** START OF DATASET **

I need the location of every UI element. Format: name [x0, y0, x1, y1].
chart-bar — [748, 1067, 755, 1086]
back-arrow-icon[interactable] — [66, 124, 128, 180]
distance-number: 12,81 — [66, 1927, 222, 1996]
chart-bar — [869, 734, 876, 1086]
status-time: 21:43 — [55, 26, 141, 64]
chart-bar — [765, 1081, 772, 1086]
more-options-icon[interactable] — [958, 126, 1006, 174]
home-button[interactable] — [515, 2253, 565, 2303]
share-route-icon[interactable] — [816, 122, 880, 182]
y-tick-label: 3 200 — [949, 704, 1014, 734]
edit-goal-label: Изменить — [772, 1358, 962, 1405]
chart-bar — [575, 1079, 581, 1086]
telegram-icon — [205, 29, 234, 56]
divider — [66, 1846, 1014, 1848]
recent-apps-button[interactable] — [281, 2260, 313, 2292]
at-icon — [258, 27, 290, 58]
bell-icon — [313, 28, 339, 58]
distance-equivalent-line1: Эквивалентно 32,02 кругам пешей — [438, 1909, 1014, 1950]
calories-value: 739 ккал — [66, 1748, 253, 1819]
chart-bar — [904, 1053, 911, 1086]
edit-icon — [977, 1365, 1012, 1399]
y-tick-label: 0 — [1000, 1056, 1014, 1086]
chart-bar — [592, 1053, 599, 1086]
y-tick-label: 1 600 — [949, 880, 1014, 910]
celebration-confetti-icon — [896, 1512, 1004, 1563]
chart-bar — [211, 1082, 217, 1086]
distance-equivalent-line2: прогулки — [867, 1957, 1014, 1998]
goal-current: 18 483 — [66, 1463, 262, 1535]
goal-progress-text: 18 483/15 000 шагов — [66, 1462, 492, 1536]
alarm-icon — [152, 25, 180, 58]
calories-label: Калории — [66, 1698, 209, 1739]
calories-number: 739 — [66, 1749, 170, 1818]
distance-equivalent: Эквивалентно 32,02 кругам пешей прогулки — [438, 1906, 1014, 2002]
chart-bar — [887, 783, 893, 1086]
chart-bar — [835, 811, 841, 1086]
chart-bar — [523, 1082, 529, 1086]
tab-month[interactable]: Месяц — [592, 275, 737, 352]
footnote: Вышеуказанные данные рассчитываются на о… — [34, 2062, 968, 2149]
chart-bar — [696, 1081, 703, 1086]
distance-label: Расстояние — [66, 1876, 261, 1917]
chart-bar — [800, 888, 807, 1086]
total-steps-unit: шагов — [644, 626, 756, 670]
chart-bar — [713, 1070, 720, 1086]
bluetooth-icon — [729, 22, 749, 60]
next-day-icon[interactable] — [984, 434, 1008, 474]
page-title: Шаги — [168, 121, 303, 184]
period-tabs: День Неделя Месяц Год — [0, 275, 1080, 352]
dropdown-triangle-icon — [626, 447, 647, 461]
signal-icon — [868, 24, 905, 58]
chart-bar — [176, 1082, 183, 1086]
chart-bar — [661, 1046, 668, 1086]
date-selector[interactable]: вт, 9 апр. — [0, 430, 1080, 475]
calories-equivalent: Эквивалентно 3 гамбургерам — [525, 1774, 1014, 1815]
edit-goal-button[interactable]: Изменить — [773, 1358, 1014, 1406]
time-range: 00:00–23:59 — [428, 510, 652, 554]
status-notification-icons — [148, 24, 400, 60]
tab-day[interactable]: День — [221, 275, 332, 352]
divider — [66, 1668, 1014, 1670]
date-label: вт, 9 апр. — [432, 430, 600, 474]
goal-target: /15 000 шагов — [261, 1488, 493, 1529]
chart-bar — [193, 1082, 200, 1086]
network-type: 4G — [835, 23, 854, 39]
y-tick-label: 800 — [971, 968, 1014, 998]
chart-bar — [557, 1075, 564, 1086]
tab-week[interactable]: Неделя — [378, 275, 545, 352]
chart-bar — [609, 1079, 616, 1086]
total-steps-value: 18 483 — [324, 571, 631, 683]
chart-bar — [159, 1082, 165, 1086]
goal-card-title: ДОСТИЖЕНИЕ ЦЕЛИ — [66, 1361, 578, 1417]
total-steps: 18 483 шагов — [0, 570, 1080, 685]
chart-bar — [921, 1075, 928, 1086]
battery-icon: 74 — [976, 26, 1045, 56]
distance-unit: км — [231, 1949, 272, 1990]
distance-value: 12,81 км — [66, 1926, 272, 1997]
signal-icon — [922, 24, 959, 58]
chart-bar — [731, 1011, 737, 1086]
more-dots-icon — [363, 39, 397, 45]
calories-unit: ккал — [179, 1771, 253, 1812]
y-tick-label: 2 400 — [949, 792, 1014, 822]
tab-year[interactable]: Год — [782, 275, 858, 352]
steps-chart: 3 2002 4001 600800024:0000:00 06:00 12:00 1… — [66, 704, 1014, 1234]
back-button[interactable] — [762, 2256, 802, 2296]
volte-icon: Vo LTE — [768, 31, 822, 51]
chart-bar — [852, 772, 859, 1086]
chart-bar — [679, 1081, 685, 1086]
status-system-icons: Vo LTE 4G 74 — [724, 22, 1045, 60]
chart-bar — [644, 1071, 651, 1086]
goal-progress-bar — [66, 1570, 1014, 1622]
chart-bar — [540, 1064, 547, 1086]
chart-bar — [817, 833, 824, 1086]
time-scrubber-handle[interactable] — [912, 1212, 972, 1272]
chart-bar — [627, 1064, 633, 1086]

** END OF DATASET **

PROBLEM DETAILS ::
Write out the lines from the first one through the line containing "share-route-icon[interactable] — [816, 122, 880, 182]", reproducing each one without any change.

WRITTEN REPLY ::
I need the location of every UI element. Format: name [x0, y0, x1, y1].
chart-bar — [748, 1067, 755, 1086]
back-arrow-icon[interactable] — [66, 124, 128, 180]
distance-number: 12,81 — [66, 1927, 222, 1996]
chart-bar — [869, 734, 876, 1086]
status-time: 21:43 — [55, 26, 141, 64]
chart-bar — [765, 1081, 772, 1086]
more-options-icon[interactable] — [958, 126, 1006, 174]
home-button[interactable] — [515, 2253, 565, 2303]
share-route-icon[interactable] — [816, 122, 880, 182]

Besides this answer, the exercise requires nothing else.